* Start *

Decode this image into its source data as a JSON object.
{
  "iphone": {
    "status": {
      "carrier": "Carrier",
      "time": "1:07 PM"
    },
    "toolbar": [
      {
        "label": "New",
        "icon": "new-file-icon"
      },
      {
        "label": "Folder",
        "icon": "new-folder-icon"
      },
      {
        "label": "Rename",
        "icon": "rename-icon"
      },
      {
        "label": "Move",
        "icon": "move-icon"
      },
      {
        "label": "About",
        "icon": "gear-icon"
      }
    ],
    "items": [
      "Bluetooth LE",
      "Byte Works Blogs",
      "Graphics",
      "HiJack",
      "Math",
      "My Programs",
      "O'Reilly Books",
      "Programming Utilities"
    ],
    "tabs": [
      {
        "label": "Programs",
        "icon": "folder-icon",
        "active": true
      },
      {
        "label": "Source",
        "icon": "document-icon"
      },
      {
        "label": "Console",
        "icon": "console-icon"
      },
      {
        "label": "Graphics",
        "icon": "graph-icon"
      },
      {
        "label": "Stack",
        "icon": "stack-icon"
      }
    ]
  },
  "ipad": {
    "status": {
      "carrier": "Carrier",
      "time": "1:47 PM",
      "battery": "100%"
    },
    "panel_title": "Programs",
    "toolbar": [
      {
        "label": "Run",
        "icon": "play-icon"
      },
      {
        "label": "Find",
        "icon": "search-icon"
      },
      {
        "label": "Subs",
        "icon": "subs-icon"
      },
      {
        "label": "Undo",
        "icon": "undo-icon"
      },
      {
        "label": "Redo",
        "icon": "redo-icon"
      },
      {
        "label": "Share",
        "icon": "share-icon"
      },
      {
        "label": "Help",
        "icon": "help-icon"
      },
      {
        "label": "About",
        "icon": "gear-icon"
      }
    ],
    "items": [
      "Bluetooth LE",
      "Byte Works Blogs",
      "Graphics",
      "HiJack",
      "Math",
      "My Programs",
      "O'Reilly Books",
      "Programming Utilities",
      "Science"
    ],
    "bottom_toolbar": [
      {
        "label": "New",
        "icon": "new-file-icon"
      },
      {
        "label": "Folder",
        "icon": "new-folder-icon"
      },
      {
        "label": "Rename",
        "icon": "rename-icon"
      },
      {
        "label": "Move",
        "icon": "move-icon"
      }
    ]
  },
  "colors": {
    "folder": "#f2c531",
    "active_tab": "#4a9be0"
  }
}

* End *

## EXERCISE DIRECTIONS
Faithfully reproduce all of the records, character for character.

## ANSWER TO THE PROBLEM
Decode this image into its source data as a JSON object.
{
  "iphone": {
    "status": {
      "carrier": "Carrier",
      "time": "1:07 PM"
    },
    "toolbar": [
      {
        "label": "New",
        "icon": "new-file-icon"
      },
      {
        "label": "Folder",
        "icon": "new-folder-icon"
      },
      {
        "label": "Rename",
        "icon": "rename-icon"
      },
      {
        "label": "Move",
        "icon": "move-icon"
      },
      {
        "label": "About",
        "icon": "gear-icon"
      }
    ],
    "items": [
      "Bluetooth LE",
      "Byte Works Blogs",
      "Graphics",
      "HiJack",
      "Math",
      "My Programs",
      "O'Reilly Books",
      "Programming Utilities"
    ],
    "tabs": [
      {
        "label": "Programs",
        "icon": "folder-icon",
        "active": true
      },
      {
        "label": "Source",
        "icon": "document-icon"
      },
      {
        "label": "Console",
        "icon": "console-icon"
      },
      {
        "label": "Graphics",
        "icon": "graph-icon"
      },
      {
        "label": "Stack",
        "icon": "stack-icon"
      }
    ]
  },
  "ipad": {
    "status": {
      "carrier": "Carrier",
      "time": "1:47 PM",
      "battery": "100%"
    },
    "panel_title": "Programs",
    "toolbar": [
      {
        "label": "Run",
        "icon": "play-icon"
      },
      {
        "label": "Find",
        "icon": "search-icon"
      },
      {
        "label": "Subs",
        "icon": "subs-icon"
      },
      {
        "label": "Undo",
        "icon": "undo-icon"
      },
      {
        "label": "Redo",
        "icon": "redo-icon"
      },
      {
        "label": "Share",
        "icon": "share-icon"
      },
      {
        "label": "Help",
        "icon": "help-icon"
      },
      {
        "label": "About",
        "icon": "gear-icon"
      }
    ],
    "items": [
      "Bluetooth LE",
      "Byte Works Blogs",
      "Graphics",
      "HiJack",
      "Math",
      "My Programs",
      "O'Reilly Books",
      "Programming Utilities",
      "Science"
    ],
    "bottom_toolbar": [
      {
        "label": "New",
        "icon": "new-file-icon"
      },
      {
        "label": "Folder",
        "icon": "new-folder-icon"
      },
      {
        "label": "Rename",
        "icon": "rename-icon"
      },
      {
        "label": "Move",
        "icon": "move-icon"
      }
    ]
  },
  "colors": {
    "folder": "#f2c531",
    "active_tab": "#4a9be0"
  }
}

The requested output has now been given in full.